AVAILABLE RECORDS –

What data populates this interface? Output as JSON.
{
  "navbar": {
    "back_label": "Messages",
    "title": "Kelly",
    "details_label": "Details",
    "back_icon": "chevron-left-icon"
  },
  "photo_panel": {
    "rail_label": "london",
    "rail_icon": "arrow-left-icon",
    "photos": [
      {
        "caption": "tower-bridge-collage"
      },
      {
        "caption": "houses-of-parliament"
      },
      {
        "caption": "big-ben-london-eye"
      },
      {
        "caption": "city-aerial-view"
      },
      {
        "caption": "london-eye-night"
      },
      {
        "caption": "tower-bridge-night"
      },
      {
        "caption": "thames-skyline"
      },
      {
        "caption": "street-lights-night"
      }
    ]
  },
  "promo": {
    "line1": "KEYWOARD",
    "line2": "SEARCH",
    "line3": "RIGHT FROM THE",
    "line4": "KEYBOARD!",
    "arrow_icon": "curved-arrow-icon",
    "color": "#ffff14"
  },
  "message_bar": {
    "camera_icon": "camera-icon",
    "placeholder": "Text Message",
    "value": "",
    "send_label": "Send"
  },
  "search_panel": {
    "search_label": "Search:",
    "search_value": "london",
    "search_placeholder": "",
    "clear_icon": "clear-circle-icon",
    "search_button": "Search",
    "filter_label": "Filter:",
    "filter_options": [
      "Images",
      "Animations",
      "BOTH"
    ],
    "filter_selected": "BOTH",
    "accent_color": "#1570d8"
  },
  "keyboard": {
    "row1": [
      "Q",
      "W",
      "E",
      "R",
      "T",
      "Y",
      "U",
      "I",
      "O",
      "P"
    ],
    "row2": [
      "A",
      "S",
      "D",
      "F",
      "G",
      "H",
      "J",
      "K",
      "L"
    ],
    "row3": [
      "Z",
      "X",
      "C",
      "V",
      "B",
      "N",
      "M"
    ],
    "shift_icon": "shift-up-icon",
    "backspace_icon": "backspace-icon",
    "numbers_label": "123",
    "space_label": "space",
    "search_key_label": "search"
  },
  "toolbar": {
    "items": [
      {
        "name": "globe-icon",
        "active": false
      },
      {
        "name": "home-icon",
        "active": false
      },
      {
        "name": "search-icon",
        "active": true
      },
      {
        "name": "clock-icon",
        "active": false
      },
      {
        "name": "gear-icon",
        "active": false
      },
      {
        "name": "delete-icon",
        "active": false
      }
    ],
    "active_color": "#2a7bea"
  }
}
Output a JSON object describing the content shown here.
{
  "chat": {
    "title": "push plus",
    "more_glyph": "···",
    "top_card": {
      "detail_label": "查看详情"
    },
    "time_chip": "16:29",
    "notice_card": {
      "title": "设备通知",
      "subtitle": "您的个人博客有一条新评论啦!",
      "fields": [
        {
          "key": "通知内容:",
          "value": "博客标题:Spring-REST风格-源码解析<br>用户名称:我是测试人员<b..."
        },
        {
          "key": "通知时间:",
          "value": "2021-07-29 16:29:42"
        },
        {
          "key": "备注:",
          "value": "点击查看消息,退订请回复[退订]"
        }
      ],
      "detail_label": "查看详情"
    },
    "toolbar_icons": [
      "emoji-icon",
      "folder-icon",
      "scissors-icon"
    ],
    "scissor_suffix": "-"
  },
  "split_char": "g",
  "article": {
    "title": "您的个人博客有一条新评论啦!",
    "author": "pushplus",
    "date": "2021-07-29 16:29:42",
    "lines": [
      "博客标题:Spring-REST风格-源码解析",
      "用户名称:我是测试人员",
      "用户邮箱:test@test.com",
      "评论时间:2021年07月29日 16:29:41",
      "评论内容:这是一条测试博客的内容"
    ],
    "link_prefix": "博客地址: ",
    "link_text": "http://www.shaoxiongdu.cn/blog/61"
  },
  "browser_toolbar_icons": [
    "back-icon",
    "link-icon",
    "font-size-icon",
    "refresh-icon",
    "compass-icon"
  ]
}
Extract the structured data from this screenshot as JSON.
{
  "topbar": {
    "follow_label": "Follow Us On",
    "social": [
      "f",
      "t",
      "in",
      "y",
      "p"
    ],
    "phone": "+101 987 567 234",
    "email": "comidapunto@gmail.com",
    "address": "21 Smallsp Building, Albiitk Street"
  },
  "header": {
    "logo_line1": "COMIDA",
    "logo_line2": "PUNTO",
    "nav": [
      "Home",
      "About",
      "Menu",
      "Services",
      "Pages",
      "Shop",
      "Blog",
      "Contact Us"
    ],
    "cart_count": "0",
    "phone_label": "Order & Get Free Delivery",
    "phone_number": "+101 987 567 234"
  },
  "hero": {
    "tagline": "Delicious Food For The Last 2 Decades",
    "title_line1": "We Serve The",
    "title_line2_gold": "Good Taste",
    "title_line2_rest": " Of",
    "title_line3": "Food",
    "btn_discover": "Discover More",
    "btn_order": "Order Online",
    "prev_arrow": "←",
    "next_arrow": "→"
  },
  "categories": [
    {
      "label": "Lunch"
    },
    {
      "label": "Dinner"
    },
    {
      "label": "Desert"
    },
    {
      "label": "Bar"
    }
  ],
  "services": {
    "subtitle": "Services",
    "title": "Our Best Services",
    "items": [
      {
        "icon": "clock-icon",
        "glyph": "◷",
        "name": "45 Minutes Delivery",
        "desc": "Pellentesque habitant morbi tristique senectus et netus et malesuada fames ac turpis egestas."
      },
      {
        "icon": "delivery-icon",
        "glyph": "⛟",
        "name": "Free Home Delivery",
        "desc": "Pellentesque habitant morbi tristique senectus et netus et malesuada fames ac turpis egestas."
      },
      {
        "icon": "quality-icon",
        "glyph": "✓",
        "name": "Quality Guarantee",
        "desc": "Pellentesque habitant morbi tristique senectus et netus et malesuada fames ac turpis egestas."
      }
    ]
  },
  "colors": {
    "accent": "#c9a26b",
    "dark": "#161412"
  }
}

PROBLEM STATEMENT –
Return each line where "Order" shows up.

COMPLETE RESPONSE –
    "phone_label": "Order & Get Free Delivery",
    "btn_order": "Order Online",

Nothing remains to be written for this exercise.